* _Directions_
Return the full listing exactly as it is written.

-- START --

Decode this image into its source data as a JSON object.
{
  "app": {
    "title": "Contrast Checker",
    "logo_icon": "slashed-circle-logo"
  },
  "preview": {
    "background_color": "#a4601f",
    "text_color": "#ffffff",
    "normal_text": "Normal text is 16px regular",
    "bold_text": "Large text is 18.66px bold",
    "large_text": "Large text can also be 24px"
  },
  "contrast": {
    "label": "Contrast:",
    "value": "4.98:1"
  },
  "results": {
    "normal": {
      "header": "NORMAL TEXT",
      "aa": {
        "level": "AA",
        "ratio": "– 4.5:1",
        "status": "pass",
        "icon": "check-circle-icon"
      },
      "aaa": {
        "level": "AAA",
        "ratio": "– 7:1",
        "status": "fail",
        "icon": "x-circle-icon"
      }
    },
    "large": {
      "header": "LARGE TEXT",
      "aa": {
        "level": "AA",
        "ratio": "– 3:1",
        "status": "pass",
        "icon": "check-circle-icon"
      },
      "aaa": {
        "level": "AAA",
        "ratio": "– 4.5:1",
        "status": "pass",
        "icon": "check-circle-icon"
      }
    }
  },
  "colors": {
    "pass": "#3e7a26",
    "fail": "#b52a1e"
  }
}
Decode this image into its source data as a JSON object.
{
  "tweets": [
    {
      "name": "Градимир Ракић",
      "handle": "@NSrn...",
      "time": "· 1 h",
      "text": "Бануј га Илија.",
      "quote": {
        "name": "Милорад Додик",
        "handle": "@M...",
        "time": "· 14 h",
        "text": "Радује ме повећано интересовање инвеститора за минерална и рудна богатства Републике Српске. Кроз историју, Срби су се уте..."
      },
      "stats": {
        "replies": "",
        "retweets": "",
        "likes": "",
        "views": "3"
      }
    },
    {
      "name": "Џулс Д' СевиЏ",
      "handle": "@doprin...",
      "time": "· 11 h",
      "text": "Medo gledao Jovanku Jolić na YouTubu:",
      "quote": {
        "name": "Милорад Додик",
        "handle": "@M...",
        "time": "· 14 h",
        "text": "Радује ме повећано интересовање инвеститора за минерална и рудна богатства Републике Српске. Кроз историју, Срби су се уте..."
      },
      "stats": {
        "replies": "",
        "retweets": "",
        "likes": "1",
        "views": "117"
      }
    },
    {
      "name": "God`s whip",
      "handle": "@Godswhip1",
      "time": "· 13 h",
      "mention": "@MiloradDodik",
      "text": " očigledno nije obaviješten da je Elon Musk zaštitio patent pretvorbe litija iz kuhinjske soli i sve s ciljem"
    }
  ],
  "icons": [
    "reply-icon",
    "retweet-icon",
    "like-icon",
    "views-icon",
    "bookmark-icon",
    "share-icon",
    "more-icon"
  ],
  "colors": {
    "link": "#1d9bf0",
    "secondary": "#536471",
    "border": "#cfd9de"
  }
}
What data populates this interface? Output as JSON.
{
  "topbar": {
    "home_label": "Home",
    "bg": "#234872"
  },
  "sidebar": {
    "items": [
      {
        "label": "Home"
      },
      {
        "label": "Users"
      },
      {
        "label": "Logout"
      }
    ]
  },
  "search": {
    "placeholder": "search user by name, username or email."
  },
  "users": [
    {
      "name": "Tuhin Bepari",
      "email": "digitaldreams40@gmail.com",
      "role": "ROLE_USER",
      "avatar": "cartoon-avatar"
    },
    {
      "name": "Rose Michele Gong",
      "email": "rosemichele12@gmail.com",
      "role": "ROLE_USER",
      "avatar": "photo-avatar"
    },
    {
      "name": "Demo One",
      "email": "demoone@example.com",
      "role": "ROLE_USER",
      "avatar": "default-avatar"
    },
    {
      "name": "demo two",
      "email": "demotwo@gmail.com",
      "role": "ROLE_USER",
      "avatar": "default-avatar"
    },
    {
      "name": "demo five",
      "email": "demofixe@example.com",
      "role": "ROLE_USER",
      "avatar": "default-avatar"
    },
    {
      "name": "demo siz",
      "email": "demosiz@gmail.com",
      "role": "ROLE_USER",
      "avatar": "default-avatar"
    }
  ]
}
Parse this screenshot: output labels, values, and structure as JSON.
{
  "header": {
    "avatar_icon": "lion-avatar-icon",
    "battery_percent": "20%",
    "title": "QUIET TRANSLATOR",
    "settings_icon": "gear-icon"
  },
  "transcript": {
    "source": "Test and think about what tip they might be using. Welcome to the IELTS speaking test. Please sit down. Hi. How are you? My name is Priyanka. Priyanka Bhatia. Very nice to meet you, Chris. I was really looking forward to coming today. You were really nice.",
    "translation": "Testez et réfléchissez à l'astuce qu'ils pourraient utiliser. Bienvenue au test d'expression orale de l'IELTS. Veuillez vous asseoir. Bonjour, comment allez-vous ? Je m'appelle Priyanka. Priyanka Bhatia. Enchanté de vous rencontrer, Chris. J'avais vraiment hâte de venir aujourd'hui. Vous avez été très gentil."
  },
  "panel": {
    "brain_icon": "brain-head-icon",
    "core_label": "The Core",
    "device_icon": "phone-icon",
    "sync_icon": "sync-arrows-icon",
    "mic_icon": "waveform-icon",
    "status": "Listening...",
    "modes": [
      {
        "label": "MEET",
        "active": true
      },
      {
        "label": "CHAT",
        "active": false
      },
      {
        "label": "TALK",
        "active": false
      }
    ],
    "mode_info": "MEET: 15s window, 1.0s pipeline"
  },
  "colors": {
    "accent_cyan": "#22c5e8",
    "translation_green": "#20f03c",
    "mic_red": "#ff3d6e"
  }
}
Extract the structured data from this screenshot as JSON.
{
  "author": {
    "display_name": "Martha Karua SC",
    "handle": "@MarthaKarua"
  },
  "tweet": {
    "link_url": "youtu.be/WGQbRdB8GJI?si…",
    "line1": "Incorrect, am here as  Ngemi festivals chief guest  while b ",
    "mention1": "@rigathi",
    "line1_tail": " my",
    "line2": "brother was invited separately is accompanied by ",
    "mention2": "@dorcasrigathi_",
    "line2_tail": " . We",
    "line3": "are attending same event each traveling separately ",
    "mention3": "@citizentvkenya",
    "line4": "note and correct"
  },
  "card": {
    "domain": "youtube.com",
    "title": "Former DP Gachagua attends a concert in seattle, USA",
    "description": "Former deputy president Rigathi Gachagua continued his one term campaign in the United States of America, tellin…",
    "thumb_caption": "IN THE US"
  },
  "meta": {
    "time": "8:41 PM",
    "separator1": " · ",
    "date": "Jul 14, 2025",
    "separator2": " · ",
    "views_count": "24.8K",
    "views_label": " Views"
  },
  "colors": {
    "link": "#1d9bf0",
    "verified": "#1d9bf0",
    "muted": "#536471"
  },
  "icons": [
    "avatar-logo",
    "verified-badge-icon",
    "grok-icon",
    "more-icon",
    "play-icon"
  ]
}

-- END --

* _Exercise solution_
Decode this image into its source data as a JSON object.
{
  "app": {
    "title": "Contrast Checker",
    "logo_icon": "slashed-circle-logo"
  },
  "preview": {
    "background_color": "#a4601f",
    "text_color": "#ffffff",
    "normal_text": "Normal text is 16px regular",
    "bold_text": "Large text is 18.66px bold",
    "large_text": "Large text can also be 24px"
  },
  "contrast": {
    "label": "Contrast:",
    "value": "4.98:1"
  },
  "results": {
    "normal": {
      "header": "NORMAL TEXT",
      "aa": {
        "level": "AA",
        "ratio": "– 4.5:1",
        "status": "pass",
        "icon": "check-circle-icon"
      },
      "aaa": {
        "level": "AAA",
        "ratio": "– 7:1",
        "status": "fail",
        "icon": "x-circle-icon"
      }
    },
    "large": {
      "header": "LARGE TEXT",
      "aa": {
        "level": "AA",
        "ratio": "– 3:1",
        "status": "pass",
        "icon": "check-circle-icon"
      },
      "aaa": {
        "level": "AAA",
        "ratio": "– 4.5:1",
        "status": "pass",
        "icon": "check-circle-icon"
      }
    }
  },
  "colors": {
    "pass": "#3e7a26",
    "fail": "#b52a1e"
  }
}
Decode this image into its source data as a JSON object.
{
  "tweets": [
    {
      "name": "Градимир Ракић",
      "handle": "@NSrn...",
      "time": "· 1 h",
      "text": "Бануј га Илија.",
      "quote": {
        "name": "Милорад Додик",
        "handle": "@M...",
        "time": "· 14 h",
        "text": "Радује ме повећано интересовање инвеститора за минерална и рудна богатства Републике Српске. Кроз историју, Срби су се уте..."
      },
      "stats": {
        "replies": "",
        "retweets": "",
        "likes": "",
        "views": "3"
      }
    },
    {
      "name": "Џулс Д' СевиЏ",
      "handle": "@doprin...",
      "time": "· 11 h",
      "text": "Medo gledao Jovanku Jolić na YouTubu:",
      "quote": {
        "name": "Милорад Додик",
        "handle": "@M...",
        "time": "· 14 h",
        "text": "Радује ме повећано интересовање инвеститора за минерална и рудна богатства Републике Српске. Кроз историју, Срби су се уте..."
      },
      "stats": {
        "replies": "",
        "retweets": "",
        "likes": "1",
        "views": "117"
      }
    },
    {
      "name": "God`s whip",
      "handle": "@Godswhip1",
      "time": "· 13 h",
      "mention": "@MiloradDodik",
      "text": " očigledno nije obaviješten da je Elon Musk zaštitio patent pretvorbe litija iz kuhinjske soli i sve s ciljem"
    }
  ],
  "icons": [
    "reply-icon",
    "retweet-icon",
    "like-icon",
    "views-icon",
    "bookmark-icon",
    "share-icon",
    "more-icon"
  ],
  "colors": {
    "link": "#1d9bf0",
    "secondary": "#536471",
    "border": "#cfd9de"
  }
}
What data populates this interface? Output as JSON.
{
  "topbar": {
    "home_label": "Home",
    "bg": "#234872"
  },
  "sidebar": {
    "items": [
      {
        "label": "Home"
      },
      {
        "label": "Users"
      },
      {
        "label": "Logout"
      }
    ]
  },
  "search": {
    "placeholder": "search user by name, username or email."
  },
  "users": [
    {
      "name": "Tuhin Bepari",
      "email": "digitaldreams40@gmail.com",
      "role": "ROLE_USER",
      "avatar": "cartoon-avatar"
    },
    {
      "name": "Rose Michele Gong",
      "email": "rosemichele12@gmail.com",
      "role": "ROLE_USER",
      "avatar": "photo-avatar"
    },
    {
      "name": "Demo One",
      "email": "demoone@example.com",
      "role": "ROLE_USER",
      "avatar": "default-avatar"
    },
    {
      "name": "demo two",
      "email": "demotwo@gmail.com",
      "role": "ROLE_USER",
      "avatar": "default-avatar"
    },
    {
      "name": "demo five",
      "email": "demofixe@example.com",
      "role": "ROLE_USER",
      "avatar": "default-avatar"
    },
    {
      "name": "demo siz",
      "email": "demosiz@gmail.com",
      "role": "ROLE_USER",
      "avatar": "default-avatar"
    }
  ]
}
Parse this screenshot: output labels, values, and structure as JSON.
{
  "header": {
    "avatar_icon": "lion-avatar-icon",
    "battery_percent": "20%",
    "title": "QUIET TRANSLATOR",
    "settings_icon": "gear-icon"
  },
  "transcript": {
    "source": "Test and think about what tip they might be using. Welcome to the IELTS speaking test. Please sit down. Hi. How are you? My name is Priyanka. Priyanka Bhatia. Very nice to meet you, Chris. I was really looking forward to coming today. You were really nice.",
    "translation": "Testez et réfléchissez à l'astuce qu'ils pourraient utiliser. Bienvenue au test d'expression orale de l'IELTS. Veuillez vous asseoir. Bonjour, comment allez-vous ? Je m'appelle Priyanka. Priyanka Bhatia. Enchanté de vous rencontrer, Chris. J'avais vraiment hâte de venir aujourd'hui. Vous avez été très gentil."
  },
  "panel": {
    "brain_icon": "brain-head-icon",
    "core_label": "The Core",
    "device_icon": "phone-icon",
    "sync_icon": "sync-arrows-icon",
    "mic_icon": "waveform-icon",
    "status": "Listening...",
    "modes": [
      {
        "label": "MEET",
        "active": true
      },
      {
        "label": "CHAT",
        "active": false
      },
      {
        "label": "TALK",
        "active": false
      }
    ],
    "mode_info": "MEET: 15s window, 1.0s pipeline"
  },
  "colors": {
    "accent_cyan": "#22c5e8",
    "translation_green": "#20f03c",
    "mic_red": "#ff3d6e"
  }
}
Extract the structured data from this screenshot as JSON.
{
  "author": {
    "display_name": "Martha Karua SC",
    "handle": "@MarthaKarua"
  },
  "tweet": {
    "link_url": "youtu.be/WGQbRdB8GJI?si…",
    "line1": "Incorrect, am here as  Ngemi festivals chief guest  while b ",
    "mention1": "@rigathi",
    "line1_tail": " my",
    "line2": "brother was invited separately is accompanied by ",
    "mention2": "@dorcasrigathi_",
    "line2_tail": " . We",
    "line3": "are attending same event each traveling separately ",
    "mention3": "@citizentvkenya",
    "line4": "note and correct"
  },
  "card": {
    "domain": "youtube.com",
    "title": "Former DP Gachagua attends a concert in seattle, USA",
    "description": "Former deputy president Rigathi Gachagua continued his one term campaign in the United States of America, tellin…",
    "thumb_caption": "IN THE US"
  },
  "meta": {
    "time": "8:41 PM",
    "separator1": " · ",
    "date": "Jul 14, 2025",
    "separator2": " · ",
    "views_count": "24.8K",
    "views_label": " Views"
  },
  "colors": {
    "link": "#1d9bf0",
    "verified": "#1d9bf0",
    "muted": "#536471"
  },
  "icons": [
    "avatar-logo",
    "verified-badge-icon",
    "grok-icon",
    "more-icon",
    "play-icon"
  ]
}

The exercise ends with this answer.